CHALLENGE
Search the listing for the string "maaske" and copy every line that contains it.

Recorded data
:::::
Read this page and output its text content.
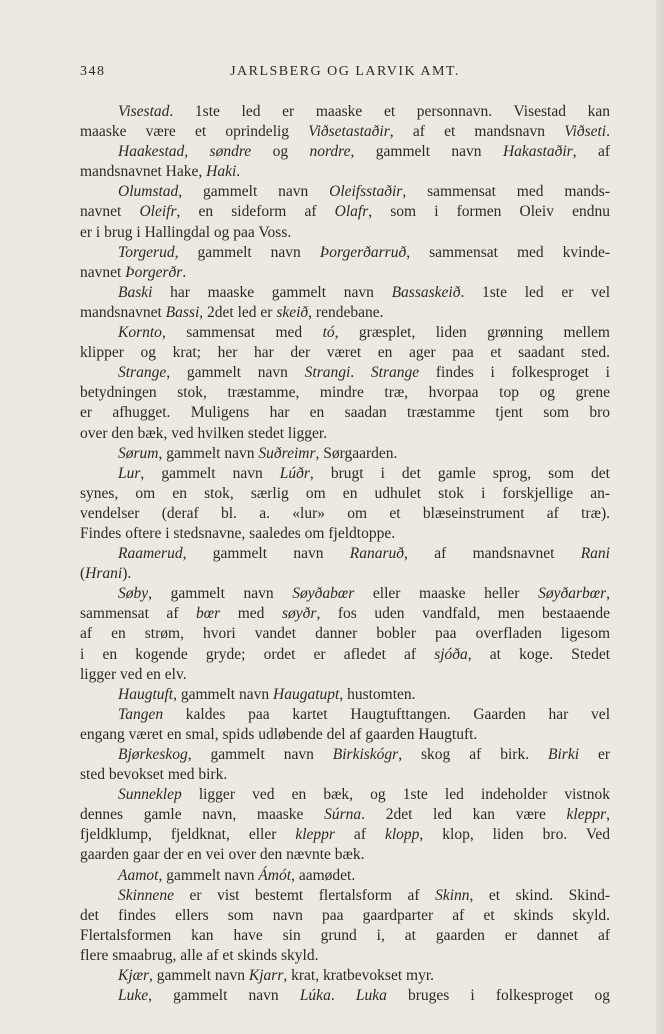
348	JARLSBERG OG LARVIK AMT.
Visestad. 1ste led er maaske et personnavn. Visestad kan
maaske være et oprindelig Viðsetastaðir, af et mandsnavn Viðseti.
Haakestad, søndre og nordre, gammelt navn Hakastaðir, af
mandsnavnet Hake, Haki.
Olumstad, gammelt navn Oleifsstaðir, sammensat med mands-
navnet Oleifr, en sideform af Olafr, som i formen Oleiv endnu
er i brug i Hallingdal og paa Voss.
Torgerud, gammelt navn Þorgerðarruð, sammensat med kvinde-
navnet Þorgerðr.
Baski har maaske gammelt navn Bassaskeið. 1ste led er vel
mandsnavnet Bassi, 2det led er skeið, rendebane.
Kornto, sammensat med tó, græsplet, liden grønning mellem
klipper og krat; her har der været en ager paa et saadant sted.
Strange, gammelt navn Strangi. Strange findes i folkesproget i
betydningen stok, træstamme, mindre træ, hvorpaa top og grene
er afhugget. Muligens har en saadan træstamme tjent som bro
over den bæk, ved hvilken stedet ligger.
Sørum, gammelt navn Suðreimr, Sørgaarden.
Lur, gammelt navn Lúðr, brugt i det gamle sprog, som det
synes, om en stok, særlig om en udhulet stok i forskjellige an-
vendelser (deraf bl. a. «lur» om et blæseinstrument af træ).
Findes oftere i stedsnavne, saaledes om fjeldtoppe.
Raamerud, gammelt navn Ranaruð, af mandsnavnet Rani
(Hrani).
Søby, gammelt navn Søyðabœr eller maaske heller Søyðarbœr,
sammensat af bœr med søyðr, fos uden vandfald, men bestaaende
af en strøm, hvori vandet danner bobler paa overfladen ligesom
i en kogende gryde; ordet er afledet af sjóða, at koge. Stedet
ligger ved en elv.
Haugtuft, gammelt navn Haugatupt, hustomten.
Tangen kaldes paa kartet Haugtufttangen. Gaarden har vel
engang været en smal, spids udløbende del af gaarden Haugtuft.
Bjørkeskog, gammelt navn Birkiskógr, skog af birk. Birki er
sted bevokset med birk.
Sunneklep ligger ved en bæk, og 1ste led indeholder vistnok
dennes gamle navn, maaske Súrna. 2det led kan være kleppr,
fjeldklump, fjeldknat, eller kleppr af klopp, klop, liden bro. Ved
gaarden gaar der en vei over den nævnte bæk.
Aamot, gammelt navn Ámót, aamødet.
Skinnene er vist bestemt flertalsform af Skinn, et skind. Skind-
det findes ellers som navn paa gaardparter af et skinds skyld.
Flertalsformen kan have sin grund i, at gaarden er dannet af
flere smaabrug, alle af et skinds skyld.
Kjær, gammelt navn Kjarr, krat, kratbevokset myr.
Luke, gammelt navn Lúka. Luka bruges i folkesproget og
:::::
RESULT FOR THIS TASK
Visestad. 1ste led er maaske et personnavn. Visestad kan
maaske være et oprindelig Viðsetastaðir, af et mandsnavn Viðseti.
Baski har maaske gammelt navn Bassaskeið. 1ste led er vel
Søby, gammelt navn Søyðabœr eller maaske heller Søyðarbœr,
dennes gamle navn, maaske Súrna. 2det led kan være kleppr,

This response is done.